_Written task:_
Write the data out again exactly, with no pictures.

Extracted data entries
########################################
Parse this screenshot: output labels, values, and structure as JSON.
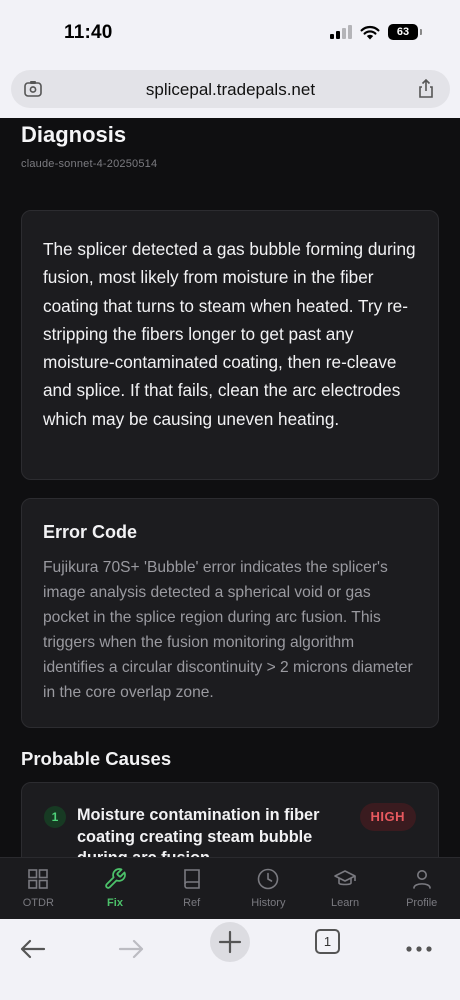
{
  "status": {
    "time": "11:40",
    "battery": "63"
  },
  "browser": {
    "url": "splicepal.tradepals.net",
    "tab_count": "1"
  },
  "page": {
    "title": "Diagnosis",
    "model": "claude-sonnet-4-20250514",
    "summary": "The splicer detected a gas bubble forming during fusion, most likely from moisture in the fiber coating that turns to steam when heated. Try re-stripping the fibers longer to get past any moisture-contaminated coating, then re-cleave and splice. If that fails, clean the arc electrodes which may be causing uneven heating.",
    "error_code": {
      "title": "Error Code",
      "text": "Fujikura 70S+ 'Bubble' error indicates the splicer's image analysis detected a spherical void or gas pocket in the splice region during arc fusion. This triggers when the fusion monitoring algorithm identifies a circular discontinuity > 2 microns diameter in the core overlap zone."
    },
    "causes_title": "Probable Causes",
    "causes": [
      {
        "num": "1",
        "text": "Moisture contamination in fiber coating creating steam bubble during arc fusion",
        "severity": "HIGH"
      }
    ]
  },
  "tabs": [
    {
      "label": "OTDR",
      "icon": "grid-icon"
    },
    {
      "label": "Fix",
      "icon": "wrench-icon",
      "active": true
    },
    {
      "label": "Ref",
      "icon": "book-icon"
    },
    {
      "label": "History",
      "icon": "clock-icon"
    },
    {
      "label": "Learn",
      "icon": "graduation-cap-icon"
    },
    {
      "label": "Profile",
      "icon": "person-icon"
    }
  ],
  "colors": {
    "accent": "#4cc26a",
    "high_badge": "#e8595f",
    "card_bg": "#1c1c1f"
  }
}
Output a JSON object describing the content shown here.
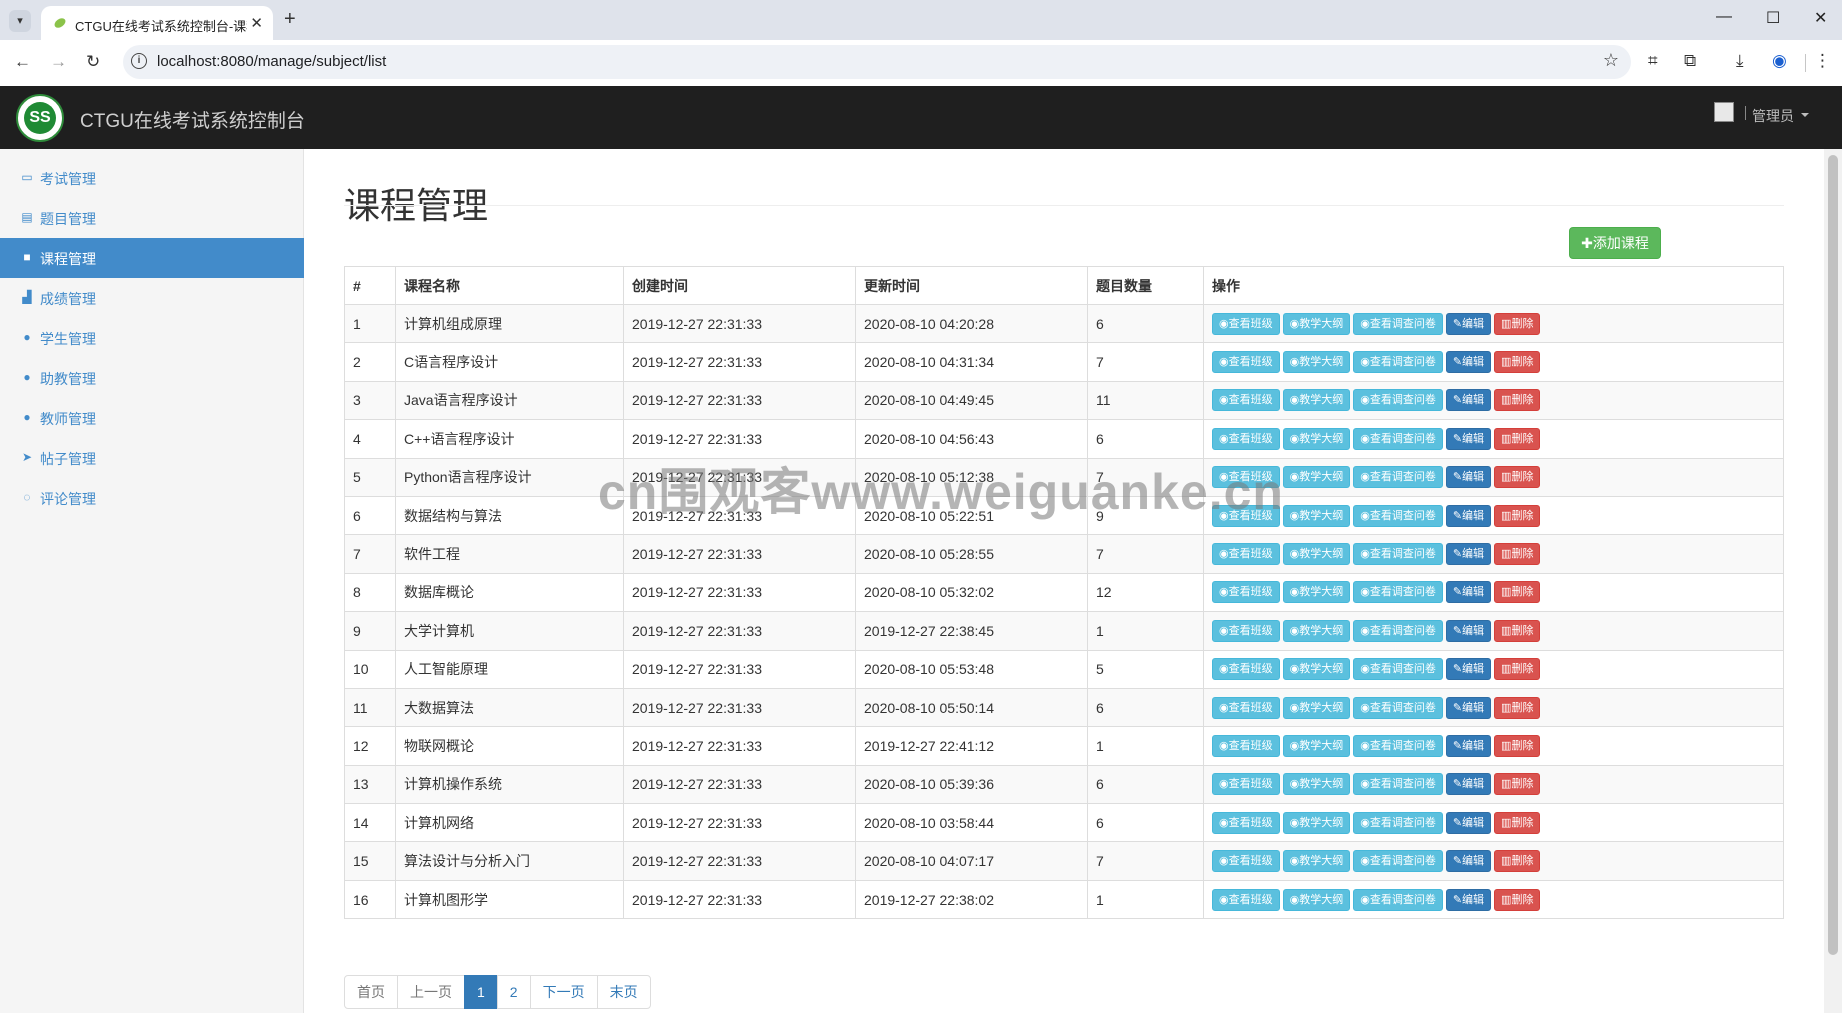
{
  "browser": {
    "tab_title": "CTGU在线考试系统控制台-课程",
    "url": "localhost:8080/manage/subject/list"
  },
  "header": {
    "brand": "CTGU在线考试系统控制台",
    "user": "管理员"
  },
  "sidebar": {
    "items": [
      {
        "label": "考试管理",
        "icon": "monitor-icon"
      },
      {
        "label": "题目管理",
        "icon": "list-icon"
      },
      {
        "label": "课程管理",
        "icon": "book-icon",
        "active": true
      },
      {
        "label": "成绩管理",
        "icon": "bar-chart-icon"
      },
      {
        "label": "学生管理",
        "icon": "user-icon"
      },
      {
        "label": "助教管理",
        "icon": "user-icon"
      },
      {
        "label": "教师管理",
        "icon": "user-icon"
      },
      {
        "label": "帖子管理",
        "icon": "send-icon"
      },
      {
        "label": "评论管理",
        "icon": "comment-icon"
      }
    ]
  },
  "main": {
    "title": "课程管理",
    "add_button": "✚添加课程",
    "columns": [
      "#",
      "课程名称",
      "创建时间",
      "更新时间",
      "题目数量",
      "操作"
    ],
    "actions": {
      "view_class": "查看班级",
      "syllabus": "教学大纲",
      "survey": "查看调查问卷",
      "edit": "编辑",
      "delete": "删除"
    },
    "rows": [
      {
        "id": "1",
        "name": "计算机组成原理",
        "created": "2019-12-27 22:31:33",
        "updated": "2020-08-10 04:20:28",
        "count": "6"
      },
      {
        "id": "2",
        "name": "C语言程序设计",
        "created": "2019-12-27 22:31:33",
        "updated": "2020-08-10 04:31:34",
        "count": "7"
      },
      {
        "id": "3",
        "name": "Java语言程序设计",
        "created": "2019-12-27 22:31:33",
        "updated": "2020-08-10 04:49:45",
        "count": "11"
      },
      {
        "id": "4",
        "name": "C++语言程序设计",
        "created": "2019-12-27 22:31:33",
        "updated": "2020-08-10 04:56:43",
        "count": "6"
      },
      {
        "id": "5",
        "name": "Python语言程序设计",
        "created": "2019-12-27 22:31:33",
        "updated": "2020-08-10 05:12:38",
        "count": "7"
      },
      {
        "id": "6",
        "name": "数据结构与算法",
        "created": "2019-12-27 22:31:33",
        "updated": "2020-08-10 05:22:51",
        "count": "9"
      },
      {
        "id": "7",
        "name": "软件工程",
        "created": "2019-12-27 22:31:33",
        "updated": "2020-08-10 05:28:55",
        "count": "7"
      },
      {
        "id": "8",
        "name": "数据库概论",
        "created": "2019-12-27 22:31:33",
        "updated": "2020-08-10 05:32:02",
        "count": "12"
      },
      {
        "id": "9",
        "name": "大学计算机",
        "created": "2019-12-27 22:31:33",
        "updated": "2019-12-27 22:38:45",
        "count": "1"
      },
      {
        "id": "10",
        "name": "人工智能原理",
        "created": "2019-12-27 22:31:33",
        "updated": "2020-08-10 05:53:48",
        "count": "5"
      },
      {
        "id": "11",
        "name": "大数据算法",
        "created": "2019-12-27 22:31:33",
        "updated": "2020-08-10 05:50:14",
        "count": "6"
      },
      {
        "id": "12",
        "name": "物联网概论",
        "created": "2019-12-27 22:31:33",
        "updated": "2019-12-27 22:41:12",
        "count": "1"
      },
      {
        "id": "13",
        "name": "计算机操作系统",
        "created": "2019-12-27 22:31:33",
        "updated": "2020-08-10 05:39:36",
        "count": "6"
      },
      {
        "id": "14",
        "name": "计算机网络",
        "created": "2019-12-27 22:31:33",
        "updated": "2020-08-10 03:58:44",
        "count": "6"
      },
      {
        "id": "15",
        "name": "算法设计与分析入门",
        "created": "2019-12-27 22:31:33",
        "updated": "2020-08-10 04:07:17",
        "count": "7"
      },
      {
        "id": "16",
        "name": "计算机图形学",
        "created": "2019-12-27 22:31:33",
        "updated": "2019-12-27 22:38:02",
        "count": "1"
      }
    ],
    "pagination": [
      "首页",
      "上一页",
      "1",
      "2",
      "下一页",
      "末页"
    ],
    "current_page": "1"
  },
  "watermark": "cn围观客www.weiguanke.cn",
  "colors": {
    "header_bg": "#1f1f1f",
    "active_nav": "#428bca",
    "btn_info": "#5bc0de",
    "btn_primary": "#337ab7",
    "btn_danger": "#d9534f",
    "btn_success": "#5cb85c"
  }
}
########################################
_Reply to the task:_
Parse this screenshot: output labels, values, and structure as JSON.
{
  "status": {
    "time": "11:40",
    "battery": "63"
  },
  "browser": {
    "url": "splicepal.tradepals.net",
    "tab_count": "1"
  },
  "page": {
    "title": "Diagnosis",
    "model": "claude-sonnet-4-20250514",
    "summary": "The splicer detected a gas bubble forming during fusion, most likely from moisture in the fiber coating that turns to steam when heated. Try re-stripping the fibers longer to get past any moisture-contaminated coating, then re-cleave and splice. If that fails, clean the arc electrodes which may be causing uneven heating.",
    "error_code": {
      "title": "Error Code",
      "text": "Fujikura 70S+ 'Bubble' error indicates the splicer's image analysis detected a spherical void or gas pocket in the splice region during arc fusion. This triggers when the fusion monitoring algorithm identifies a circular discontinuity > 2 microns diameter in the core overlap zone."
    },
    "causes_title": "Probable Causes",
    "causes": [
      {
        "num": "1",
        "text": "Moisture contamination in fiber coating creating steam bubble during arc fusion",
        "severity": "HIGH"
      }
    ]
  },
  "tabs": [
    {
      "label": "OTDR",
      "icon": "grid-icon"
    },
    {
      "label": "Fix",
      "icon": "wrench-icon",
      "active": true
    },
    {
      "label": "Ref",
      "icon": "book-icon"
    },
    {
      "label": "History",
      "icon": "clock-icon"
    },
    {
      "label": "Learn",
      "icon": "graduation-cap-icon"
    },
    {
      "label": "Profile",
      "icon": "person-icon"
    }
  ],
  "colors": {
    "accent": "#4cc26a",
    "high_badge": "#e8595f",
    "card_bg": "#1c1c1f"
  }
}
Output a JSON object describing the content shown here.
{
  "browser": {
    "tab_title": "CTGU在线考试系统控制台-课程",
    "url": "localhost:8080/manage/subject/list"
  },
  "header": {
    "brand": "CTGU在线考试系统控制台",
    "user": "管理员"
  },
  "sidebar": {
    "items": [
      {
        "label": "考试管理",
        "icon": "monitor-icon"
      },
      {
        "label": "题目管理",
        "icon": "list-icon"
      },
      {
        "label": "课程管理",
        "icon": "book-icon",
        "active": true
      },
      {
        "label": "成绩管理",
        "icon": "bar-chart-icon"
      },
      {
        "label": "学生管理",
        "icon": "user-icon"
      },
      {
        "label": "助教管理",
        "icon": "user-icon"
      },
      {
        "label": "教师管理",
        "icon": "user-icon"
      },
      {
        "label": "帖子管理",
        "icon": "send-icon"
      },
      {
        "label": "评论管理",
        "icon": "comment-icon"
      }
    ]
  },
  "main": {
    "title": "课程管理",
    "add_button": "✚添加课程",
    "columns": [
      "#",
      "课程名称",
      "创建时间",
      "更新时间",
      "题目数量",
      "操作"
    ],
    "actions": {
      "view_class": "查看班级",
      "syllabus": "教学大纲",
      "survey": "查看调查问卷",
      "edit": "编辑",
      "delete": "删除"
    },
    "rows": [
      {
        "id": "1",
        "name": "计算机组成原理",
        "created": "2019-12-27 22:31:33",
        "updated": "2020-08-10 04:20:28",
        "count": "6"
      },
      {
        "id": "2",
        "name": "C语言程序设计",
        "created": "2019-12-27 22:31:33",
        "updated": "2020-08-10 04:31:34",
        "count": "7"
      },
      {
        "id": "3",
        "name": "Java语言程序设计",
        "created": "2019-12-27 22:31:33",
        "updated": "2020-08-10 04:49:45",
        "count": "11"
      },
      {
        "id": "4",
        "name": "C++语言程序设计",
        "created": "2019-12-27 22:31:33",
        "updated": "2020-08-10 04:56:43",
        "count": "6"
      },
      {
        "id": "5",
        "name": "Python语言程序设计",
        "created": "2019-12-27 22:31:33",
        "updated": "2020-08-10 05:12:38",
        "count": "7"
      },
      {
        "id": "6",
        "name": "数据结构与算法",
        "created": "2019-12-27 22:31:33",
        "updated": "2020-08-10 05:22:51",
        "count": "9"
      },
      {
        "id": "7",
        "name": "软件工程",
        "created": "2019-12-27 22:31:33",
        "updated": "2020-08-10 05:28:55",
        "count": "7"
      },
      {
        "id": "8",
        "name": "数据库概论",
        "created": "2019-12-27 22:31:33",
        "updated": "2020-08-10 05:32:02",
        "count": "12"
      },
      {
        "id": "9",
        "name": "大学计算机",
        "created": "2019-12-27 22:31:33",
        "updated": "2019-12-27 22:38:45",
        "count": "1"
      },
      {
        "id": "10",
        "name": "人工智能原理",
        "created": "2019-12-27 22:31:33",
        "updated": "2020-08-10 05:53:48",
        "count": "5"
      },
      {
        "id": "11",
        "name": "大数据算法",
        "created": "2019-12-27 22:31:33",
        "updated": "2020-08-10 05:50:14",
        "count": "6"
      },
      {
        "id": "12",
        "name": "物联网概论",
        "created": "2019-12-27 22:31:33",
        "updated": "2019-12-27 22:41:12",
        "count": "1"
      },
      {
        "id": "13",
        "name": "计算机操作系统",
        "created": "2019-12-27 22:31:33",
        "updated": "2020-08-10 05:39:36",
        "count": "6"
      },
      {
        "id": "14",
        "name": "计算机网络",
        "created": "2019-12-27 22:31:33",
        "updated": "2020-08-10 03:58:44",
        "count": "6"
      },
      {
        "id": "15",
        "name": "算法设计与分析入门",
        "created": "2019-12-27 22:31:33",
        "updated": "2020-08-10 04:07:17",
        "count": "7"
      },
      {
        "id": "16",
        "name": "计算机图形学",
        "created": "2019-12-27 22:31:33",
        "updated": "2019-12-27 22:38:02",
        "count": "1"
      }
    ],
    "pagination": [
      "首页",
      "上一页",
      "1",
      "2",
      "下一页",
      "末页"
    ],
    "current_page": "1"
  },
  "watermark": "cn围观客www.weiguanke.cn",
  "colors": {
    "header_bg": "#1f1f1f",
    "active_nav": "#428bca",
    "btn_info": "#5bc0de",
    "btn_primary": "#337ab7",
    "btn_danger": "#d9534f",
    "btn_success": "#5cb85c"
  }
}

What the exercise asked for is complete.